__Exercise prompt__
Tally the lines in the records underneath that contain the string "color", and state the figure by itself.

-- Source material start --

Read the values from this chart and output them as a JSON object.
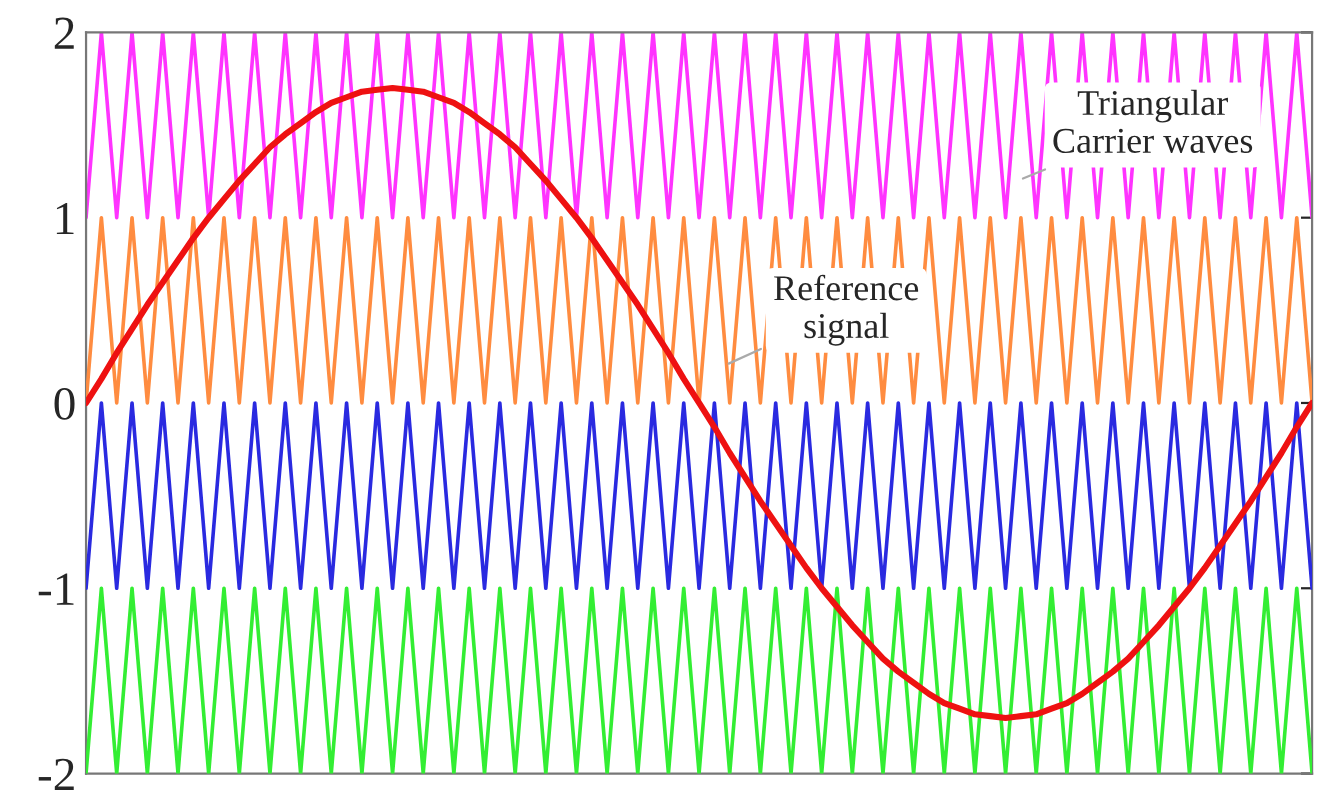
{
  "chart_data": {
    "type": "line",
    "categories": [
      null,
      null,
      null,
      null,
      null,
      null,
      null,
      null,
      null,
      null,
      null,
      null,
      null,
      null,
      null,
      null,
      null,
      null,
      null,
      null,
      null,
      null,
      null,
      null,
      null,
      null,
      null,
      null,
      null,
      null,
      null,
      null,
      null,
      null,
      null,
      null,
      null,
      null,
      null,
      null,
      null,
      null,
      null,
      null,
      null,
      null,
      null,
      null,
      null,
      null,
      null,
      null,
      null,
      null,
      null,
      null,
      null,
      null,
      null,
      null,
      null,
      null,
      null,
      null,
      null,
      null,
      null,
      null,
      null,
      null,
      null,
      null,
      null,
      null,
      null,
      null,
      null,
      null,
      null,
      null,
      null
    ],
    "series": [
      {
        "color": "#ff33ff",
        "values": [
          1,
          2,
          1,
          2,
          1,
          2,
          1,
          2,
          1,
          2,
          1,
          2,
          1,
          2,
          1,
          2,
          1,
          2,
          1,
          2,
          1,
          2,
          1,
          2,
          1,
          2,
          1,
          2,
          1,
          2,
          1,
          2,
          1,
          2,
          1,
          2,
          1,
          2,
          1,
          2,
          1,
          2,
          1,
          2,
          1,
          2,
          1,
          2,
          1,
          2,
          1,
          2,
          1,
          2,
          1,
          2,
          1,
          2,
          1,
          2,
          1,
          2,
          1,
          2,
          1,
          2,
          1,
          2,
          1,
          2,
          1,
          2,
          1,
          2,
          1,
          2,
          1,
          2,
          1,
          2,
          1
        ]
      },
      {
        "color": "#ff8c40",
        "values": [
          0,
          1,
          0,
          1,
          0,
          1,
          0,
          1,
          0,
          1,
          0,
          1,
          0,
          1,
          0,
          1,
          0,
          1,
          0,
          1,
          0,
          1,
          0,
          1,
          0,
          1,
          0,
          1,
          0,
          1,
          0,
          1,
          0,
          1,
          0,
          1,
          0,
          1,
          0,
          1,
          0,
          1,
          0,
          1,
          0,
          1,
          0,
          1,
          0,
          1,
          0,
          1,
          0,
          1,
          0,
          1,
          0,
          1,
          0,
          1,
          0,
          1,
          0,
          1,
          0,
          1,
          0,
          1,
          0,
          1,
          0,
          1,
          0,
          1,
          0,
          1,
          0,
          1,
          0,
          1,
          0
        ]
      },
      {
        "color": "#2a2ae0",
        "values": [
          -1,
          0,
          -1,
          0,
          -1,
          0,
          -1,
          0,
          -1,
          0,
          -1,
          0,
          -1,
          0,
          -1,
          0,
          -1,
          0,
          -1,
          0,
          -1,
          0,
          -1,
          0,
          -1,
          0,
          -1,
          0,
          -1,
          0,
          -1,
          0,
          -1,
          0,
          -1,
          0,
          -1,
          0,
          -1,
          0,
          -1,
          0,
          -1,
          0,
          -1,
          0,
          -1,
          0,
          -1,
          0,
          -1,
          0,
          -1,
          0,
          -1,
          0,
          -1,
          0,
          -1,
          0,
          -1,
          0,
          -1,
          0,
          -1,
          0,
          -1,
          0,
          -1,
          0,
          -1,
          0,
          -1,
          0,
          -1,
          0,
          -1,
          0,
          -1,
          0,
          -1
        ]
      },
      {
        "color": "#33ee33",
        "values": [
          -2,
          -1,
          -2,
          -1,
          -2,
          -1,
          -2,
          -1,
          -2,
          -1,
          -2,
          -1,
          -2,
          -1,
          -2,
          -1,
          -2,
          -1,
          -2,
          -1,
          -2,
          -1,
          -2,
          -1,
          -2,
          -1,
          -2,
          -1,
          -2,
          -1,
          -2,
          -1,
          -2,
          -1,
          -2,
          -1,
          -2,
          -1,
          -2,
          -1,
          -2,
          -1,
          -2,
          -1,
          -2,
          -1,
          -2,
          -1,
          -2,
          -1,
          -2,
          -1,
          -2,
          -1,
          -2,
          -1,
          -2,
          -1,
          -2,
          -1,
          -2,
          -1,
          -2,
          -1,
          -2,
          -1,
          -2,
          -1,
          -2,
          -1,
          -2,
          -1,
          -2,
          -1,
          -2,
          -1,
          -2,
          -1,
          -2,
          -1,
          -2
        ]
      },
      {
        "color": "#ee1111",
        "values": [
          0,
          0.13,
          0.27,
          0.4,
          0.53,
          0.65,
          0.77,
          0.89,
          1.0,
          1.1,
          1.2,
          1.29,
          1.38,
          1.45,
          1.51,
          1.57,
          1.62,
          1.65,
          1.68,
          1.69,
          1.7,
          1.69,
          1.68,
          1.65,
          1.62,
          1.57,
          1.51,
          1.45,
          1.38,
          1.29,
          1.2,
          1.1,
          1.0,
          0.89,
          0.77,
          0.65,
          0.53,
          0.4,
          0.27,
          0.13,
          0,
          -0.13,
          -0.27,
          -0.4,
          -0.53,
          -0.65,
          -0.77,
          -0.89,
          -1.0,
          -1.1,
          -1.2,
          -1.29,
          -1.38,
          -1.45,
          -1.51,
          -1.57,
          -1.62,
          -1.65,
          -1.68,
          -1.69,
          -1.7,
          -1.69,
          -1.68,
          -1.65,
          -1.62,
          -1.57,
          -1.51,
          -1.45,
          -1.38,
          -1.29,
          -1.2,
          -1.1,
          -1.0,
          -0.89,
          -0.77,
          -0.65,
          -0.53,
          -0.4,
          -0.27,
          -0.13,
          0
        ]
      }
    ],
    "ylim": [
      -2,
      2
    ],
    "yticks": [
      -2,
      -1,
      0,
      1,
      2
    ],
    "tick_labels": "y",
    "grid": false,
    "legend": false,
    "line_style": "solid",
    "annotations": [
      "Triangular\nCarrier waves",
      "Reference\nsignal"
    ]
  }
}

-- Source material end --

__Complete response__
5